--- start GIVEN INFORMATION ---

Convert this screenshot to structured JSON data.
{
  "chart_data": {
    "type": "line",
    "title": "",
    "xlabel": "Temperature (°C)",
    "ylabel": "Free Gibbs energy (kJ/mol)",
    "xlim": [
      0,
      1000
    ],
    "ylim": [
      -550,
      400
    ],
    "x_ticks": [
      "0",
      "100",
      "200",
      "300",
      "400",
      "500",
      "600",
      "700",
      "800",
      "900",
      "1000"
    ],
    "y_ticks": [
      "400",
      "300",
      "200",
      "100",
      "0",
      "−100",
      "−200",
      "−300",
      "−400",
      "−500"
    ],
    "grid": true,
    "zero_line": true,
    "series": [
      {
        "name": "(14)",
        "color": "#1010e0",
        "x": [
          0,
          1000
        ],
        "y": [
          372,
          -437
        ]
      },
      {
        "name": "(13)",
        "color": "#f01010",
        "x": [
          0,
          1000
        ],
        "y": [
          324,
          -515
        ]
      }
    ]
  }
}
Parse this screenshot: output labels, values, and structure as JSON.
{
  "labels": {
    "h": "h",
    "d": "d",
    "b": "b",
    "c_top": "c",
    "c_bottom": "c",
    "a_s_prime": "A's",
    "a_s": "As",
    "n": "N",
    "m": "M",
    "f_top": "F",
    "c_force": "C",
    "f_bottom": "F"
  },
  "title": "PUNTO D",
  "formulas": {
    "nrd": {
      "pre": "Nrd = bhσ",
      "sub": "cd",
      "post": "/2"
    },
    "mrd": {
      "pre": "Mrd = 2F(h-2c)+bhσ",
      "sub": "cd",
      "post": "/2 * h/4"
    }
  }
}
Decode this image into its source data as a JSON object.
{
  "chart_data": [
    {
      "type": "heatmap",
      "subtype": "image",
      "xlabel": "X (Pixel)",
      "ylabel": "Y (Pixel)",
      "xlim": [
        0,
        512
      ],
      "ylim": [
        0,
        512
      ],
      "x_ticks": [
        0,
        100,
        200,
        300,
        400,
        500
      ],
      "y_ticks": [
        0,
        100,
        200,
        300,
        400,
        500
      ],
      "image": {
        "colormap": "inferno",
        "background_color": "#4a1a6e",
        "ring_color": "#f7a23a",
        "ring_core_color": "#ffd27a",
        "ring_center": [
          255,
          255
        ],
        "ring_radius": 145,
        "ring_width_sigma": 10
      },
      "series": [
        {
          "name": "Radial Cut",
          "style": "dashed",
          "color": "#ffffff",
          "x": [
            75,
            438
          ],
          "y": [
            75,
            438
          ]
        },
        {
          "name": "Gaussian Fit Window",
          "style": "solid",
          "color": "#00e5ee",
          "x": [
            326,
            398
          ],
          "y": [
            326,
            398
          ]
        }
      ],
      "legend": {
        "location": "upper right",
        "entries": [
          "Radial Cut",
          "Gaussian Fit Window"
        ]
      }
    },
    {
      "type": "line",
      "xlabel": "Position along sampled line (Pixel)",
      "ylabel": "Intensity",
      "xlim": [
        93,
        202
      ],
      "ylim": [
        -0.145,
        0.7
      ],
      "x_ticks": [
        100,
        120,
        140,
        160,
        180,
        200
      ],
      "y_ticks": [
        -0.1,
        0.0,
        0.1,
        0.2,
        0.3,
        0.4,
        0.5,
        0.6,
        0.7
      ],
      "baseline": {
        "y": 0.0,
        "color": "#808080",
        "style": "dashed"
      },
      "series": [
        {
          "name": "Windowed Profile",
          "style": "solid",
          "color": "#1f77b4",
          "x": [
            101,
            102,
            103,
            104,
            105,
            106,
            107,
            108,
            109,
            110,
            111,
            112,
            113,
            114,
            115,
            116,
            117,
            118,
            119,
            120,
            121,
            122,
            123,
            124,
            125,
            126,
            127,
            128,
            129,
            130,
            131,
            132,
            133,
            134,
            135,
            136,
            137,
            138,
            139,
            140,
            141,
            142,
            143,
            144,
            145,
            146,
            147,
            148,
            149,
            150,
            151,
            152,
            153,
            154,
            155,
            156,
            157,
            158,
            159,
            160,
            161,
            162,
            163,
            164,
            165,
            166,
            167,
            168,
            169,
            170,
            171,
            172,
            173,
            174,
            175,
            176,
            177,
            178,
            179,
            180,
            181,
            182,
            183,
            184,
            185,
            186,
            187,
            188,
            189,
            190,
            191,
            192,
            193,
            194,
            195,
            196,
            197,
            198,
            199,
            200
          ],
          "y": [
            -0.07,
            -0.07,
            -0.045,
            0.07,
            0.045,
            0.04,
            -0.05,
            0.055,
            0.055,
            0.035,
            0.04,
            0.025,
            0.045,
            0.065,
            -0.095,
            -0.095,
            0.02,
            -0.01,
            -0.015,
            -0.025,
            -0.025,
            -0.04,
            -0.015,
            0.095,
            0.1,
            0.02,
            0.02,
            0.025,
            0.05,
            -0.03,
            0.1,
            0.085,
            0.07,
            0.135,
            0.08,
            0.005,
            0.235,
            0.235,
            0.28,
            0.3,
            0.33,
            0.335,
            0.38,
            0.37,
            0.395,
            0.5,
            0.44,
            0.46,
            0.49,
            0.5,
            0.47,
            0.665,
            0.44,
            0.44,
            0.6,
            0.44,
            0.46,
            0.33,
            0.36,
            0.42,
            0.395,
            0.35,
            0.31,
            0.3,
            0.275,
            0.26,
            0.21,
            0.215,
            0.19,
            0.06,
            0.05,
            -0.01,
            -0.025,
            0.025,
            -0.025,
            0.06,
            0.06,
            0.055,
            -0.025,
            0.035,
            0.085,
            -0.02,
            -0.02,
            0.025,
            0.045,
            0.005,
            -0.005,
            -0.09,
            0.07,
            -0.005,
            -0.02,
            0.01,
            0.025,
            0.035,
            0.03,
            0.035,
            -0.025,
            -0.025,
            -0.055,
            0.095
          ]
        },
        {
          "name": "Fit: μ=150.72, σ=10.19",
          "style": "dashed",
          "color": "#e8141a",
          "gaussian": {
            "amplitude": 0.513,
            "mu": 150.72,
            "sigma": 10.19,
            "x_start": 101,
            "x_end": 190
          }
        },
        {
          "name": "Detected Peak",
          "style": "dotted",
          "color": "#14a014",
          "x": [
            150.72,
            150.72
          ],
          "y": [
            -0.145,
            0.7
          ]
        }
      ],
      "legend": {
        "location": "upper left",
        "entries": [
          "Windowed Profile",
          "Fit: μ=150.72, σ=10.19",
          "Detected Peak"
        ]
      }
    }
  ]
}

--- end GIVEN INFORMATION ---

Count the lines of the listing above that include the word "name" and state the total with nothing else.

RESPONSE TO THIS EXERCISE:
7